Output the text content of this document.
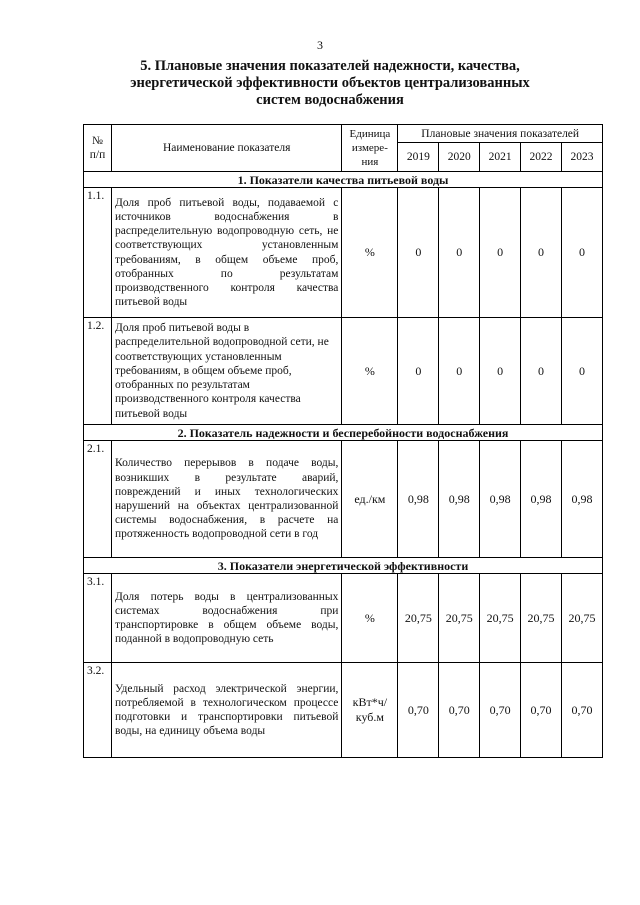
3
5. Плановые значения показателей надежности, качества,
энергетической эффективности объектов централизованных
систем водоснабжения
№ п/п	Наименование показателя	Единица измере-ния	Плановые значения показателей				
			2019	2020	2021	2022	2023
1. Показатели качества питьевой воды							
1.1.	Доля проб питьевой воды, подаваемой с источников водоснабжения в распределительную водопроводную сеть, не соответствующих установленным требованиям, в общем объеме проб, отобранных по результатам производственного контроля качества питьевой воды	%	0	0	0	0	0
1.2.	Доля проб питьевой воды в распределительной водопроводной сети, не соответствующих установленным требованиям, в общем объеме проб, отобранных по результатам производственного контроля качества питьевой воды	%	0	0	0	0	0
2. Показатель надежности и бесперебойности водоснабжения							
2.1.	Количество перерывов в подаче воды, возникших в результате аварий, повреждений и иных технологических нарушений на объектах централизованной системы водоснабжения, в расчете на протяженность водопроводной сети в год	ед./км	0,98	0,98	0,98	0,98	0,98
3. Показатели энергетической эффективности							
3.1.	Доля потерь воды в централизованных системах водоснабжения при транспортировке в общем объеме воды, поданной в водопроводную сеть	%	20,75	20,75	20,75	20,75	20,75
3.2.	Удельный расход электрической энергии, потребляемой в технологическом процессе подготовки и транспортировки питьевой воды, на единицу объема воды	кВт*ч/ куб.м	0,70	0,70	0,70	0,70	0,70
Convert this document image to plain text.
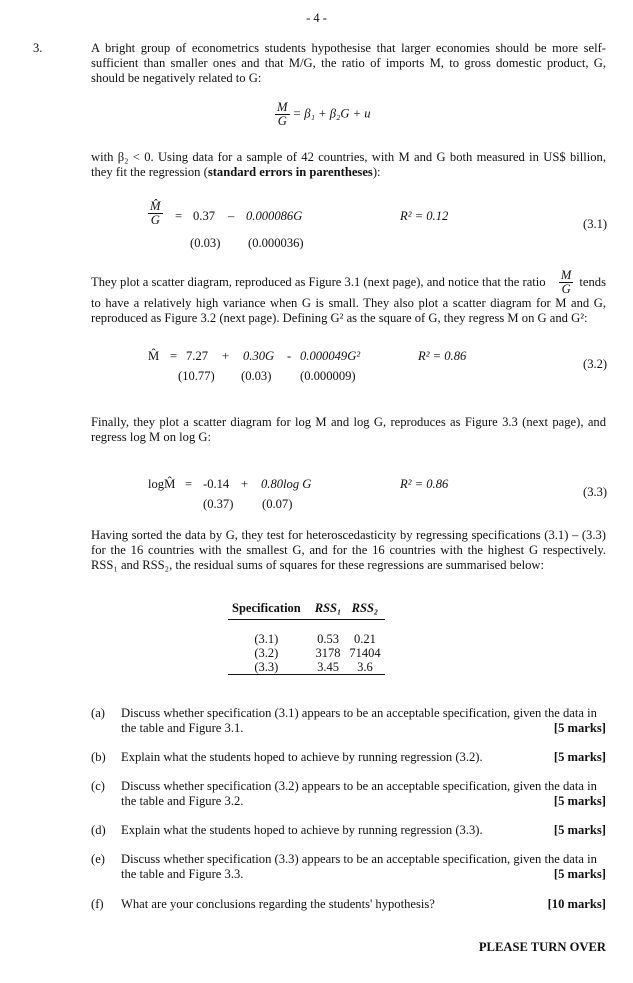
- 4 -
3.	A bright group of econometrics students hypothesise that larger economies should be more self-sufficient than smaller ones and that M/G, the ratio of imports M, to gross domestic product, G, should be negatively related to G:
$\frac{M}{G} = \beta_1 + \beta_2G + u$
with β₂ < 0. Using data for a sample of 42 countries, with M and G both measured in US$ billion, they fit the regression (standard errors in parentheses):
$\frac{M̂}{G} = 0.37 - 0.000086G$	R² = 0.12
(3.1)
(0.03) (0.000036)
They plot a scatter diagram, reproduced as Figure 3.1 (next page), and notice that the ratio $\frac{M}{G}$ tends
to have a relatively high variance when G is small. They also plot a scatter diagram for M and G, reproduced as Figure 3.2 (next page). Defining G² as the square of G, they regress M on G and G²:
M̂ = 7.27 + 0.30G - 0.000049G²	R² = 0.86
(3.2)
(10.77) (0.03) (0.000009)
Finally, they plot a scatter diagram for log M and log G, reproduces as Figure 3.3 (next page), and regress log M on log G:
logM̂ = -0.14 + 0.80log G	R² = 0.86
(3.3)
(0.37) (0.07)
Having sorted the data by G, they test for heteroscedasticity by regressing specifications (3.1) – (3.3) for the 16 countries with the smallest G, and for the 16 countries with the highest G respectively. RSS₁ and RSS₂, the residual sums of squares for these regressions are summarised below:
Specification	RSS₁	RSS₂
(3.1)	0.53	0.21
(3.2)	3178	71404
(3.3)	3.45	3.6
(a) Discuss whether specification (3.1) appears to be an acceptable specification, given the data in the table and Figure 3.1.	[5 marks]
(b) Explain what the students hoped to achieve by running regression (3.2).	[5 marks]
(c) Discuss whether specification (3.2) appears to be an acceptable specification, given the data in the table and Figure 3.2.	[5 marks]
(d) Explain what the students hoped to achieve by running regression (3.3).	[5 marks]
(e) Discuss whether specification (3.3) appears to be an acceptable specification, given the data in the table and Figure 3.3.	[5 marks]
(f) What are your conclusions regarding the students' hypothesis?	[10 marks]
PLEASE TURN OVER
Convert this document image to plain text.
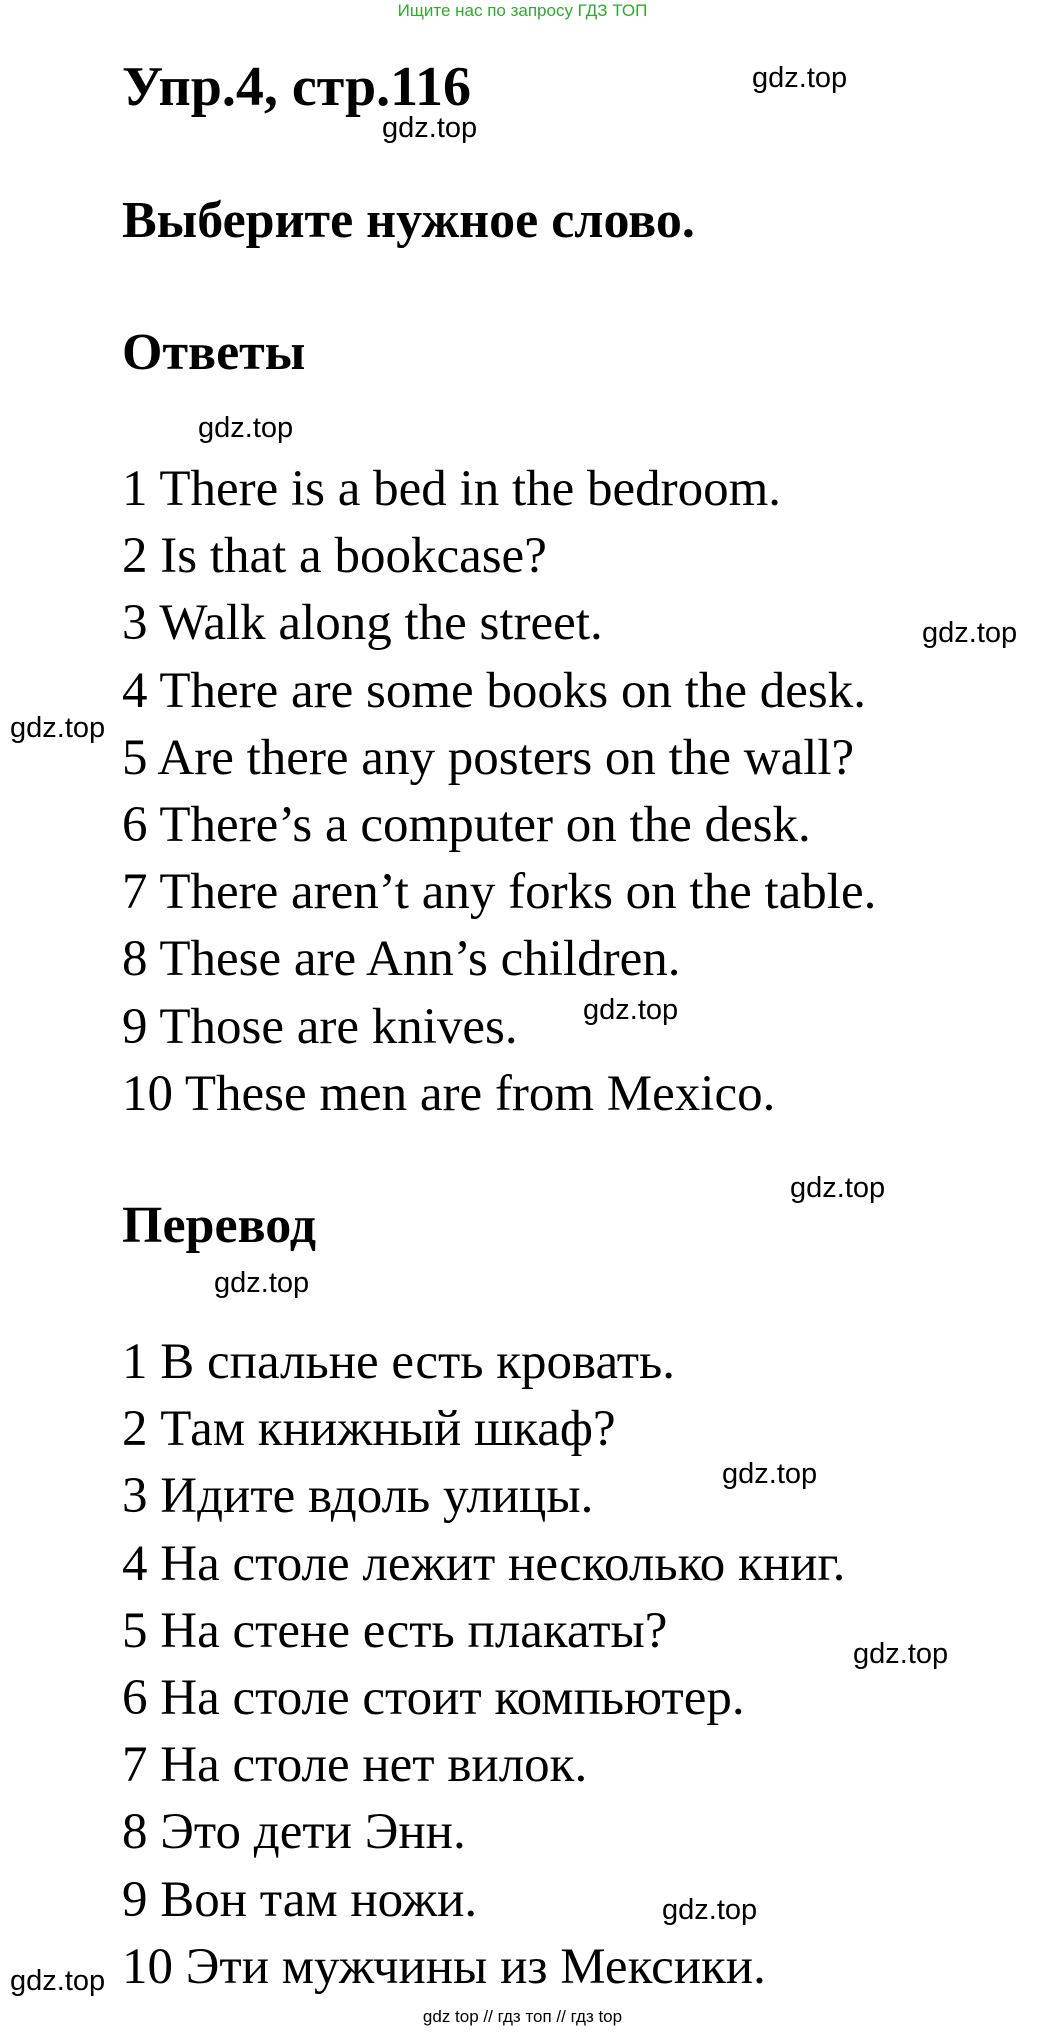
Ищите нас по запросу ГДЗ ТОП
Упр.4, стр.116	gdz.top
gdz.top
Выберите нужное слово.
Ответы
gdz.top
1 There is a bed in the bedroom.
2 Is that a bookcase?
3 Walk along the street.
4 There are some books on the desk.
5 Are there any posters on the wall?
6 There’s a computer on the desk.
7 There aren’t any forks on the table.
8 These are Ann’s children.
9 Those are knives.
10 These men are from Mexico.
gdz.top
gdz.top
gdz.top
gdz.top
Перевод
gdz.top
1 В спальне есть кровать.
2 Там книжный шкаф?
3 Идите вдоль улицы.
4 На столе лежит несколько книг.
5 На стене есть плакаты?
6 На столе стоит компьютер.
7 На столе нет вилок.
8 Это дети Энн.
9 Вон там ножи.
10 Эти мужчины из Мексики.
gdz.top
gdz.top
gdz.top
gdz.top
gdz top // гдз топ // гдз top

EXERCISE: Please repeat the entries exactly. Do not include the pictures.

RESPONSE:
Output the text content of this document.
3
5. Плановые значения показателей надежности, качества,
энергетической эффективности объектов централизованных
систем водоснабжения
№ п/п	Наименование показателя	Единица измере-ния	Плановые значения показателей				
			2019	2020	2021	2022	2023
1. Показатели качества питьевой воды							
1.1.	Доля проб питьевой воды, подаваемой с источников водоснабжения в распределительную водопроводную сеть, не соответствующих установленным требованиям, в общем объеме проб, отобранных по результатам производственного контроля качества питьевой воды	%	0	0	0	0	0
1.2.	Доля проб питьевой воды в распределительной водопроводной сети, не соответствующих установленным требованиям, в общем объеме проб, отобранных по результатам производственного контроля качества питьевой воды	%	0	0	0	0	0
2. Показатель надежности и бесперебойности водоснабжения							
2.1.	Количество перерывов в подаче воды, возникших в результате аварий, повреждений и иных технологических нарушений на объектах централизованной системы водоснабжения, в расчете на протяженность водопроводной сети в год	ед./км	0,98	0,98	0,98	0,98	0,98
3. Показатели энергетической эффективности							
3.1.	Доля потерь воды в централизованных системах водоснабжения при транспортировке в общем объеме воды, поданной в водопроводную сеть	%	20,75	20,75	20,75	20,75	20,75
3.2.	Удельный расход электрической энергии, потребляемой в технологическом процессе подготовки и транспортировки питьевой воды, на единицу объема воды	кВт*ч/ куб.м	0,70	0,70	0,70	0,70	0,70
Convert this document image to plain text.
- 4 -
3.	A bright group of econometrics students hypothesise that larger economies should be more self-sufficient than smaller ones and that M/G, the ratio of imports M, to gross domestic product, G, should be negatively related to G:
$\frac{M}{G} = \beta_1 + \beta_2G + u$
with β₂ < 0. Using data for a sample of 42 countries, with M and G both measured in US$ billion, they fit the regression (standard errors in parentheses):
$\frac{M̂}{G} = 0.37 - 0.000086G$	R² = 0.12
(3.1)
(0.03) (0.000036)
They plot a scatter diagram, reproduced as Figure 3.1 (next page), and notice that the ratio $\frac{M}{G}$ tends
to have a relatively high variance when G is small. They also plot a scatter diagram for M and G, reproduced as Figure 3.2 (next page). Defining G² as the square of G, they regress M on G and G²:
M̂ = 7.27 + 0.30G - 0.000049G²	R² = 0.86
(3.2)
(10.77) (0.03) (0.000009)
Finally, they plot a scatter diagram for log M and log G, reproduces as Figure 3.3 (next page), and regress log M on log G:
logM̂ = -0.14 + 0.80log G	R² = 0.86
(3.3)
(0.37) (0.07)
Having sorted the data by G, they test for heteroscedasticity by regressing specifications (3.1) – (3.3) for the 16 countries with the smallest G, and for the 16 countries with the highest G respectively. RSS₁ and RSS₂, the residual sums of squares for these regressions are summarised below:
Specification	RSS₁	RSS₂
(3.1)	0.53	0.21
(3.2)	3178	71404
(3.3)	3.45	3.6
(a) Discuss whether specification (3.1) appears to be an acceptable specification, given the data in the table and Figure 3.1.	[5 marks]
(b) Explain what the students hoped to achieve by running regression (3.2).	[5 marks]
(c) Discuss whether specification (3.2) appears to be an acceptable specification, given the data in the table and Figure 3.2.	[5 marks]
(d) Explain what the students hoped to achieve by running regression (3.3).	[5 marks]
(e) Discuss whether specification (3.3) appears to be an acceptable specification, given the data in the table and Figure 3.3.	[5 marks]
(f) What are your conclusions regarding the students' hypothesis?	[10 marks]
PLEASE TURN OVER
Convert this document image to plain text.
Ищите нас по запросу ГДЗ ТОП
Упр.4, стр.116	gdz.top
gdz.top
Выберите нужное слово.
Ответы
gdz.top
1 There is a bed in the bedroom.
2 Is that a bookcase?
3 Walk along the street.
4 There are some books on the desk.
5 Are there any posters on the wall?
6 There’s a computer on the desk.
7 There aren’t any forks on the table.
8 These are Ann’s children.
9 Those are knives.
10 These men are from Mexico.
gdz.top
gdz.top
gdz.top
gdz.top
Перевод
gdz.top
1 В спальне есть кровать.
2 Там книжный шкаф?
3 Идите вдоль улицы.
4 На столе лежит несколько книг.
5 На стене есть плакаты?
6 На столе стоит компьютер.
7 На столе нет вилок.
8 Это дети Энн.
9 Вон там ножи.
10 Эти мужчины из Мексики.
gdz.top
gdz.top
gdz.top
gdz.top
gdz top // гдз топ // гдз top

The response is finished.